━━━ Provided records ━━━

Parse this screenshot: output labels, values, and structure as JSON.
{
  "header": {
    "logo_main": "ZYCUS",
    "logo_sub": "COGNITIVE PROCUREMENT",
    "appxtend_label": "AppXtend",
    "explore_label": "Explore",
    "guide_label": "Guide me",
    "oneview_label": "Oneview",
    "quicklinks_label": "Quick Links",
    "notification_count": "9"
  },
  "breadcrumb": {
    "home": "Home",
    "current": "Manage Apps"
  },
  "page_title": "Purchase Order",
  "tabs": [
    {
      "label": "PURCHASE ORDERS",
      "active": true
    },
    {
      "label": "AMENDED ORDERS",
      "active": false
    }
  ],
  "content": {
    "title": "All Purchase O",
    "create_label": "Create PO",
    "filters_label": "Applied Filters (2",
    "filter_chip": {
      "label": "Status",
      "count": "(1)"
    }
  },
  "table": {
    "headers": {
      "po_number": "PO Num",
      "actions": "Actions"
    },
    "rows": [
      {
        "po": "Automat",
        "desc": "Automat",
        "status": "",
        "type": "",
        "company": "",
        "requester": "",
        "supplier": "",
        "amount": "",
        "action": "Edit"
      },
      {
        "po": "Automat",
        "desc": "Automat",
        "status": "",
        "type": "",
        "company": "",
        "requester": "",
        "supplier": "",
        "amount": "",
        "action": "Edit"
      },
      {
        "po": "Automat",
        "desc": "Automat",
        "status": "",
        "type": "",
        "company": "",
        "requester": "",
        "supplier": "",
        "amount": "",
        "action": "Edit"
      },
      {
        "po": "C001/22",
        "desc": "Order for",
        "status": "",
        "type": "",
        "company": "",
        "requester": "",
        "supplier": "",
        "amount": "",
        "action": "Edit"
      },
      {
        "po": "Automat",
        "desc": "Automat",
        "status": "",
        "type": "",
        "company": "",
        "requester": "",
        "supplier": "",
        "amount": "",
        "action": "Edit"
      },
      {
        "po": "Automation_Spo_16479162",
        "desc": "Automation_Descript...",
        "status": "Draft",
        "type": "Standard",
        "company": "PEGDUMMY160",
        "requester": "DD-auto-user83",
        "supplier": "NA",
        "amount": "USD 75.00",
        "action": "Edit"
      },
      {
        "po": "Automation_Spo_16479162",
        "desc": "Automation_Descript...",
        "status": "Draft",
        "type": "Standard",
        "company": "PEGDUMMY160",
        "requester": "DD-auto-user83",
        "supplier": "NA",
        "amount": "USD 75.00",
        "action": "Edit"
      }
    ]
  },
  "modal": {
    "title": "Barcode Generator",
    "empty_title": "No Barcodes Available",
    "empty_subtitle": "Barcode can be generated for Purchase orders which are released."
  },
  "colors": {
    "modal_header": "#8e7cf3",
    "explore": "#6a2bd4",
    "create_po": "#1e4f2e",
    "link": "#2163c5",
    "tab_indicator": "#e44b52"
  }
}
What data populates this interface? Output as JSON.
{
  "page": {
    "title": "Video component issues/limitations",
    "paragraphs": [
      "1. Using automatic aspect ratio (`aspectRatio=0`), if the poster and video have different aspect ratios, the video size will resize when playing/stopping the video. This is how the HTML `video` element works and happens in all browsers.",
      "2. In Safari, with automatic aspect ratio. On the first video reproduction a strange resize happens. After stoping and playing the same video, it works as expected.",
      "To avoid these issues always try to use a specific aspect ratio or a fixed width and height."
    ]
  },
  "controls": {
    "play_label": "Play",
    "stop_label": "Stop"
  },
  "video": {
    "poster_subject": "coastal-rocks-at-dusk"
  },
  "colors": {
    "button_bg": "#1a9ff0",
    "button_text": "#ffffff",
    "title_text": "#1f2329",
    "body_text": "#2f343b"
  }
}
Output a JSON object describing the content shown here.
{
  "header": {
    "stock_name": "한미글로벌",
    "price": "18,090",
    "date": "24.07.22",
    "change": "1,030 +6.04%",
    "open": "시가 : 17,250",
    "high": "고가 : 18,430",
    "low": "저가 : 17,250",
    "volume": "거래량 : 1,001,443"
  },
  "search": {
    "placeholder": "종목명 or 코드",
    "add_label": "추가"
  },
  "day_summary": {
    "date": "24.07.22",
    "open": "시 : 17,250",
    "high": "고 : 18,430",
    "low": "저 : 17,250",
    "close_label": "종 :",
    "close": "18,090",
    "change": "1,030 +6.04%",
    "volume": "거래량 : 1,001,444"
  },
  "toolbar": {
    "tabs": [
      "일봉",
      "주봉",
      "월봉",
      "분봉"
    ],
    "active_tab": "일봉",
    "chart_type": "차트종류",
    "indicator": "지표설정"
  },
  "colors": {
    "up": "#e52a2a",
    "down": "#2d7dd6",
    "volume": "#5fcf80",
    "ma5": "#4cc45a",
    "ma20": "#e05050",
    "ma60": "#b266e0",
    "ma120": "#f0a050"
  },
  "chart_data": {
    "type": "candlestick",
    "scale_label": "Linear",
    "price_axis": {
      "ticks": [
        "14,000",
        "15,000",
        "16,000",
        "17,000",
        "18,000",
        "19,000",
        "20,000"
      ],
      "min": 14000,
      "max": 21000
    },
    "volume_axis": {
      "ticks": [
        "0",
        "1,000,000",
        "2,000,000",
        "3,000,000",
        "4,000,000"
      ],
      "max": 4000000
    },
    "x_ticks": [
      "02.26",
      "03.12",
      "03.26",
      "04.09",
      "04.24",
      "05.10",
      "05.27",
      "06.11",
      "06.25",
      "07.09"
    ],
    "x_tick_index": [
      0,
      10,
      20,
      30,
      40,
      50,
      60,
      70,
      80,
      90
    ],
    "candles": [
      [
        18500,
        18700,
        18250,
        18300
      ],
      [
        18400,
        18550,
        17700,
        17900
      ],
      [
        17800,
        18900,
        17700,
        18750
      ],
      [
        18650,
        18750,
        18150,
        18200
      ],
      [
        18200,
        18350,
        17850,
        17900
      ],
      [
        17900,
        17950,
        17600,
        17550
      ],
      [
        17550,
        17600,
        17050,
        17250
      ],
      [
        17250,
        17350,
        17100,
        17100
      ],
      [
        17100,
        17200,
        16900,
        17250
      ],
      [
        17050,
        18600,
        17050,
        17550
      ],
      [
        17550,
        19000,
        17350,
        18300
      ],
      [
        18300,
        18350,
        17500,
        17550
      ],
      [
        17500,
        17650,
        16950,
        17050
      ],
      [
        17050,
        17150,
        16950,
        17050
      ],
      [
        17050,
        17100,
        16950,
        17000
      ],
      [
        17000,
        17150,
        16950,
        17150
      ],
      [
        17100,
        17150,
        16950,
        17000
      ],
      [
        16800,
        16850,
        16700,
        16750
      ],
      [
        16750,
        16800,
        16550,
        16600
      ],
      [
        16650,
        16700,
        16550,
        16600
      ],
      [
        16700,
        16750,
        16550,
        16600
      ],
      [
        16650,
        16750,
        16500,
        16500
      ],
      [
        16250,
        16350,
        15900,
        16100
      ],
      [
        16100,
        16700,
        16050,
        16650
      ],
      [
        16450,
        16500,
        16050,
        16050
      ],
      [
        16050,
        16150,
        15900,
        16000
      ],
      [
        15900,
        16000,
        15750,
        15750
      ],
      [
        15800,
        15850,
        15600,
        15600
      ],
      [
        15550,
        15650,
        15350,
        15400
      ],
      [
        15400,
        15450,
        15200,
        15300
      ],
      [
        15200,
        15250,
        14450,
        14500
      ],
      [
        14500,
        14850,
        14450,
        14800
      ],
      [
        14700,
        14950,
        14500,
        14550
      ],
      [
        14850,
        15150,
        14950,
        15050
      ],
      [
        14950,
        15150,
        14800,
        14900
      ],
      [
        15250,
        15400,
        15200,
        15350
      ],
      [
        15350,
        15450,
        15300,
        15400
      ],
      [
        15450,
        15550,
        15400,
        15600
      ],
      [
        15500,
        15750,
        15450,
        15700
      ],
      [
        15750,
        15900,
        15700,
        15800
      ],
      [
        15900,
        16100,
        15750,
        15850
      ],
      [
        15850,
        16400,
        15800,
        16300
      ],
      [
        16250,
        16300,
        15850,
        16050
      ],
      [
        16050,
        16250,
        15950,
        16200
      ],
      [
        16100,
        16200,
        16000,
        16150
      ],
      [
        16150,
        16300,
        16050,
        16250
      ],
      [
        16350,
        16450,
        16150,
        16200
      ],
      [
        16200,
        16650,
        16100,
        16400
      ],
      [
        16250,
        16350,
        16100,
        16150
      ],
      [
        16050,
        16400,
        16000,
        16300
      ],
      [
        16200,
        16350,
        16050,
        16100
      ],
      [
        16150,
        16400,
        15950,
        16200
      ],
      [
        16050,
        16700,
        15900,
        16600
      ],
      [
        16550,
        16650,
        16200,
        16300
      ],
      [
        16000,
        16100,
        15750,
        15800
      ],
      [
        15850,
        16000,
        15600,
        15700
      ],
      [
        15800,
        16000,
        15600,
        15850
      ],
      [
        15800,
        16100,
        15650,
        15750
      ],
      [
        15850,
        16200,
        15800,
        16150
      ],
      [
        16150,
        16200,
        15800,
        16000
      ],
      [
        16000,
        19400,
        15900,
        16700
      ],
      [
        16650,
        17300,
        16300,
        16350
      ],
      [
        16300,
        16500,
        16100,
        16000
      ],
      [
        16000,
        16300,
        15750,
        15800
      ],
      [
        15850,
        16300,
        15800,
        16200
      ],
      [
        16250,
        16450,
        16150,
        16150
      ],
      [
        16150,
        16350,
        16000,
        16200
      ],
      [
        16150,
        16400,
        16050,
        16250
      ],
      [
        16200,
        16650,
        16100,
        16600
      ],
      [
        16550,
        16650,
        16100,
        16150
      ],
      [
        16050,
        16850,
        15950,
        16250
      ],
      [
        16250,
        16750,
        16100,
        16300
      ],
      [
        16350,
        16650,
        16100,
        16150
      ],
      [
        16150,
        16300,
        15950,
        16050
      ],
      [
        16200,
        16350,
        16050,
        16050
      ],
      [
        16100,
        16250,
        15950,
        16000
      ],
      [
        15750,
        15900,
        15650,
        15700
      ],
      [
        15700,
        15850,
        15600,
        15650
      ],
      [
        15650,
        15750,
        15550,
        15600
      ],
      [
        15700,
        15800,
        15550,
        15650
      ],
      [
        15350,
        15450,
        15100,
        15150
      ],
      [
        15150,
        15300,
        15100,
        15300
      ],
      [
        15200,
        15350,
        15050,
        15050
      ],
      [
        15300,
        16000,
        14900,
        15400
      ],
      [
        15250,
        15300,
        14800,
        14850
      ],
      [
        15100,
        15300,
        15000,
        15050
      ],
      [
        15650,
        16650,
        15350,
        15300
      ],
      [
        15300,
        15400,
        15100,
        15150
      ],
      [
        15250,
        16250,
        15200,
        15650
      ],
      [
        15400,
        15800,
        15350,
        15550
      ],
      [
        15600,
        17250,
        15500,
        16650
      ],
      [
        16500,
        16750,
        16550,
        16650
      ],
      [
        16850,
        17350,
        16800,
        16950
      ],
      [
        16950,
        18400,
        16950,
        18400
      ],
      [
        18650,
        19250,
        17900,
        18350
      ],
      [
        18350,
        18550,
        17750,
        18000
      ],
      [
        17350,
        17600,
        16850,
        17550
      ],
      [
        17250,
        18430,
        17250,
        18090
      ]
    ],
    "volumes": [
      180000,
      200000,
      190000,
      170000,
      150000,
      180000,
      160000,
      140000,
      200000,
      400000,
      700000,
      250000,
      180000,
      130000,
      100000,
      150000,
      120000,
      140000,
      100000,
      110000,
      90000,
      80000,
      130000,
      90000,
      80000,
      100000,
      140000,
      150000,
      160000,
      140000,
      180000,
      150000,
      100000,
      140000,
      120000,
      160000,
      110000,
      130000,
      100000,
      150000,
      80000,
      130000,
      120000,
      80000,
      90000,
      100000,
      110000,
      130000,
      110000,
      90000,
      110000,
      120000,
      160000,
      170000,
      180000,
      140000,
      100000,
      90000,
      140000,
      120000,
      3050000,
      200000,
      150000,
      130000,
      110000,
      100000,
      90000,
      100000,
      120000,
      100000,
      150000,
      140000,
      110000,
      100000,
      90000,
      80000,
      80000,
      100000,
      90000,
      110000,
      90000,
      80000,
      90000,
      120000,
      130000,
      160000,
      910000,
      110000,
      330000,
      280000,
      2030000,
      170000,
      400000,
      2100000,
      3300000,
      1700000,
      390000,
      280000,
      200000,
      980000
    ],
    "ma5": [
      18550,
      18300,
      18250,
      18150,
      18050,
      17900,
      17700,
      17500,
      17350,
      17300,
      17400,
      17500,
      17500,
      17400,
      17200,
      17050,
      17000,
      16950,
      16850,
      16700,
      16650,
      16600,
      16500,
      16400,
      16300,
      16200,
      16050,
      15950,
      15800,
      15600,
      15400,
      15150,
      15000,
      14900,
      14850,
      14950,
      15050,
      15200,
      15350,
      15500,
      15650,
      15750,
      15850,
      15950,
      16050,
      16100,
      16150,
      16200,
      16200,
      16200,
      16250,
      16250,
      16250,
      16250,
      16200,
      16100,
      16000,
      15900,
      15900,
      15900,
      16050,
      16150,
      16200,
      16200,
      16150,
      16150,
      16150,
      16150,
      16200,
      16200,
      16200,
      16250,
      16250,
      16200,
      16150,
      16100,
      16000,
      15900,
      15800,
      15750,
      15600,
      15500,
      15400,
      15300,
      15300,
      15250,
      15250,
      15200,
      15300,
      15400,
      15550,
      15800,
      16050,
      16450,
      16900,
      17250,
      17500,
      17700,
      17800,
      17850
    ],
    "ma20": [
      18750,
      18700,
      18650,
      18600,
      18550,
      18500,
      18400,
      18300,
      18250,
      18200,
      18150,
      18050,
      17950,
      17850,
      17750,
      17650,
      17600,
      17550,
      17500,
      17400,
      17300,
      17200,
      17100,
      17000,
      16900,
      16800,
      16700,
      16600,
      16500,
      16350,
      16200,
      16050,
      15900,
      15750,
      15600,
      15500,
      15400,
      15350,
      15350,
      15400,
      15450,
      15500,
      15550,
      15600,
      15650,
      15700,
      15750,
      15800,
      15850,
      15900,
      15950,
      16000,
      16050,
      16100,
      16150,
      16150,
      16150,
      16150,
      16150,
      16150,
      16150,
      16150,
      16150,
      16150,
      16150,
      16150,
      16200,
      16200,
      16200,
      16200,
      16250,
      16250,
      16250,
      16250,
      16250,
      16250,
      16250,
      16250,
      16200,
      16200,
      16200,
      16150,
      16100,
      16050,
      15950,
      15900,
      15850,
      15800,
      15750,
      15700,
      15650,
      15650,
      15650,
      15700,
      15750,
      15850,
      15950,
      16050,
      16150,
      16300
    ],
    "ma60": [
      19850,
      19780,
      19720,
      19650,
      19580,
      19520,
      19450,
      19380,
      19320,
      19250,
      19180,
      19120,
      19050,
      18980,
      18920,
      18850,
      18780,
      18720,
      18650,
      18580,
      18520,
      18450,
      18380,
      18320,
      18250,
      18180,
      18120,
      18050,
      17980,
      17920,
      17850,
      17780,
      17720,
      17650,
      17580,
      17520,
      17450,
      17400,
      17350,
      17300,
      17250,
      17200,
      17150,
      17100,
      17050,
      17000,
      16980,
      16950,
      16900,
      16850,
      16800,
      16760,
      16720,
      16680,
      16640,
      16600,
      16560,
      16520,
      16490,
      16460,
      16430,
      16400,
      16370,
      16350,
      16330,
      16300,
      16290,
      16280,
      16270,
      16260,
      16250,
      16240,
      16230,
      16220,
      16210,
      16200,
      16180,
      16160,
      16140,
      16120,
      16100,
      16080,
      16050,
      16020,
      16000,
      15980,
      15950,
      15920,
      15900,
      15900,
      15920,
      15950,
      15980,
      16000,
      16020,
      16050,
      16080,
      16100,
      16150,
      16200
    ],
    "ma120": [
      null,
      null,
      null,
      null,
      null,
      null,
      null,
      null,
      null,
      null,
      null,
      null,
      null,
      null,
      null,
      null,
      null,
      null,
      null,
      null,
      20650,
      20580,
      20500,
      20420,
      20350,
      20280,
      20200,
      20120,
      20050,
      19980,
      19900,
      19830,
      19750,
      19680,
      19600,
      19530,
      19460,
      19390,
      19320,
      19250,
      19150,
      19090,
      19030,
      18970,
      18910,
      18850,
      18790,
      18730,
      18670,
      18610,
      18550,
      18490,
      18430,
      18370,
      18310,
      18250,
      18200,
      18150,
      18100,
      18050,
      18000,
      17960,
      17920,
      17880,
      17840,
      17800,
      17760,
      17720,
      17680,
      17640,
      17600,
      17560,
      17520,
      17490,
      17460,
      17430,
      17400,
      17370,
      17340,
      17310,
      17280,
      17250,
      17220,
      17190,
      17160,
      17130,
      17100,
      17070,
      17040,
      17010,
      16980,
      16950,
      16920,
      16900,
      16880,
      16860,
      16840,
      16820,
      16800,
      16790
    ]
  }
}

━━━

Exercise brief:
Scan the entries above and work out how many lines include the word "content"; the reply is that number alone.

Task answer:
2